## Provided passage:

..........

Created attachment 1295764 [details] atomic-openshift-master.log Description of problem: When install service-catalog by openshift-ansible, I met service-catalog can't running error, then ssh to install debug, the ds's DESIRED=0, but actually there is matched node. Then restart master service can fix this. Version-Release number of selected component (if applicable): openshift v3.6.136 kubernetes v1.6.1+5115d708d7 etcd 3.2.1 How reproducible: Sometime Steps to Reproduce: 1.[root@ip-172-18-0-4 ~]# oc get ds -n kube-service-catalog NAME DESIRED CURRENT READY UP-TO-DATE AVAILABLE NODE-SELECTOR AGE apiserver 0 0 0 0 0 openshift-infra=apiserver 27m controller-manager 0 0 0 0 0 openshift-infra=apiserver 27m [root@ip-172-18-0-4 ~]# [root@ip-172-18-0-4 ~]# [root@ip-172-18-0-4 ~]# [root@ip-172-18-0-4 ~]# [root@ip-172-18-0-4 ~]# oc get no --show-labels NAME STATUS AGE VERSION LABELS ip-172-18-0-4.ec2.internal Ready,SchedulingDisabled 43m v1.6.1+5115d708d7 beta.kubernetes.io/arch=amd64,beta.kubernetes.io/instance-type=m3.medium,beta.kubernetes.io/os=linux,failure-domain.beta.kubernetes.io/region=us-east-1,failure-domain.beta.kubernetes.io/zone=us-east-1d,kubernetes.io/hostname=ip-172-18-0-4.ec2.internal,openshift-infra=apiserver,role=node ip-172-18-11-233.ec2.internal Ready 43m v1.6.1+5115d708d7 beta.kubernetes.io/arch=amd64,beta.kubernetes.io/instance-type=m3.medium,beta.kubernetes.io/os=linux,failure-domain.beta.kubernetes.io/region=us-east-1,failure-domain.beta.kubernetes.io/zone=us-east-1d,kubernetes.io/hostname=ip-172-18-11-233.ec2.internal,registry=enabled,role=node,router=enabled 2. 3. Actual results: Expected results: https://openshift-qe-jenkins.rhev-ci-vms.eng.rdu2.redhat.com/job/Launch%20Environment%20Flexy/17715/console Additional info:
Created attachment 1295776 [details] nod1.log
Created attachment 1295777 [details] node2.log
Eric Wolinetz is attempting to reproduce this now. He says the node labels in the original comment look correct. Could we get the logs from the controller manager? I reviewed the node logs and they looked uneventful.
Could we also get a yaml dump of the daemon sets that were created?
The controller-manager log is attached in file atomic-openshift-master.log daemonset.yaml: http://pastebin.test.redhat.com/501739 (note: the daemonset I provided the link is working well as I restart the master)

..........

## Labeled region entries:
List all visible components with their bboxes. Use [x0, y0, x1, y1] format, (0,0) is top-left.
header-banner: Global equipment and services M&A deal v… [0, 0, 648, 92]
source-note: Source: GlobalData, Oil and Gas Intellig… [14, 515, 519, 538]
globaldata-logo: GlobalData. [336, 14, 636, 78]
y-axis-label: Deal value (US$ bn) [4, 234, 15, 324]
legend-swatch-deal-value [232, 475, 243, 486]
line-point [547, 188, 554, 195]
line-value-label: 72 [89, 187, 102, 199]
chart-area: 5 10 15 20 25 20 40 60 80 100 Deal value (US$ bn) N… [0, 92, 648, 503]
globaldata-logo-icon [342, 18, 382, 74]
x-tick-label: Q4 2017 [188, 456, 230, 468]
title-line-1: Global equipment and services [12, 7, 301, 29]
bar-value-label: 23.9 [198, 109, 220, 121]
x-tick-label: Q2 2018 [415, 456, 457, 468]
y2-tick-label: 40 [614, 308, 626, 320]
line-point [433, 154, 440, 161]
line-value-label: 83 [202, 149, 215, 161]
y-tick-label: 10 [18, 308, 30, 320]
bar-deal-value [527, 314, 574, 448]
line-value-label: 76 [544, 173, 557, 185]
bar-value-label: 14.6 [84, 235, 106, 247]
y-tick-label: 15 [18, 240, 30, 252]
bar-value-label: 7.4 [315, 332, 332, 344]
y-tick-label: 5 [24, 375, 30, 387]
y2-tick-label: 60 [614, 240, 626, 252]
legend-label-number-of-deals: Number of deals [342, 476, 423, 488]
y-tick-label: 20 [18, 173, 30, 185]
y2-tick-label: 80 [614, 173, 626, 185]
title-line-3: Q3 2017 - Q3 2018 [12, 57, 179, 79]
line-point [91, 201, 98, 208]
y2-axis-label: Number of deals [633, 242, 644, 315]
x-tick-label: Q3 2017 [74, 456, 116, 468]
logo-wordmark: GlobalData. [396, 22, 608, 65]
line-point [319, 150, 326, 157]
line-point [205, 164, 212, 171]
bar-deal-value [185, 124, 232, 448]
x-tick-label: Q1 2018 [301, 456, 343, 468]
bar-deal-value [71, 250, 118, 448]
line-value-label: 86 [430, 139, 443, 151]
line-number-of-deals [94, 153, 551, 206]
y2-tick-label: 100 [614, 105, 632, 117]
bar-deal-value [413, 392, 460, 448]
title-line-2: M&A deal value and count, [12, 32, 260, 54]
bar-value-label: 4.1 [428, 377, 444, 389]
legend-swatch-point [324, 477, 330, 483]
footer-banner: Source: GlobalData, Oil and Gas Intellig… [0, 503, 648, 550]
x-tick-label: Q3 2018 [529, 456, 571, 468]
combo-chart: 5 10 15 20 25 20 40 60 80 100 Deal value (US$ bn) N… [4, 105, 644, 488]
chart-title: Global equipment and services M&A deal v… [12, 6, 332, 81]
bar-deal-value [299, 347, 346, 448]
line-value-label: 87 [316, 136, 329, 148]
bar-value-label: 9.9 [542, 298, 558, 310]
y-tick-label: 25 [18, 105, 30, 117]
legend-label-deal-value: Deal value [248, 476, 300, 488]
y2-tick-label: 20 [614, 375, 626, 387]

..........

## Goals:
[1] Transcribe the stretch of the service-catalog daemon set bug thread from "Could we also" through "restart the master)".
[2] Write the next part of the bug thread about the service-catalog daemon sets showing DESIRED=0, picking up after its final comment.

## Solved problems:
[1]
Could we also get a yaml dump of the daemon sets that were created?
The controller-manager log is attached in file atomic-openshift-master.log daemonset.yaml: http://pastebin.test.redhat.com/501739 (note: the daemonset I provided the link is working well as I restart the master)

[2]
Created attachment 1296100 [details] ds&node info Reproduce again. Attach some info about ds and node
We debugged a customer issue similar to this one yesterday. Can we establish: 1. Are pods being created at all for the daemon set? If so, can we get yamls and describe output for them? 2. Is there a node selector associated with the namespace? Can we get a yaml for the namespace? In the issue we debugged today, the default node selectors for the project and later the cluster were resulting in pods being created, but not being scheduled on certain nodes due to conflicts between the pod's node selector and the nodes labels that were introduced by the project node selector.
When happen again, I'll check what you said. To be honest, it's really hard to reproduce it.
This daemonset doesn't create by my manual. it create by openshift-ansible when enable service-catalog. This ds is service-catalog apiserver and controller-manager in kube-service-catalog project.
I spoke to Eric and he is not currently using a node selector on the namespace the installer creates for the catalog components. He is going to add one in this PR: https://github.com/openshift/openshift-ansible/pull/4781 That should address this issue - I don't think that we have a cause to believe that something else is happening. I am going to reassign this bug to Eric and he can move it to ON_QA once that PR is merged.
Verify on openshift-ansible-3.6.162-1.git.0.50e29bd.el7.noarch.rpm. Now can't met the error again.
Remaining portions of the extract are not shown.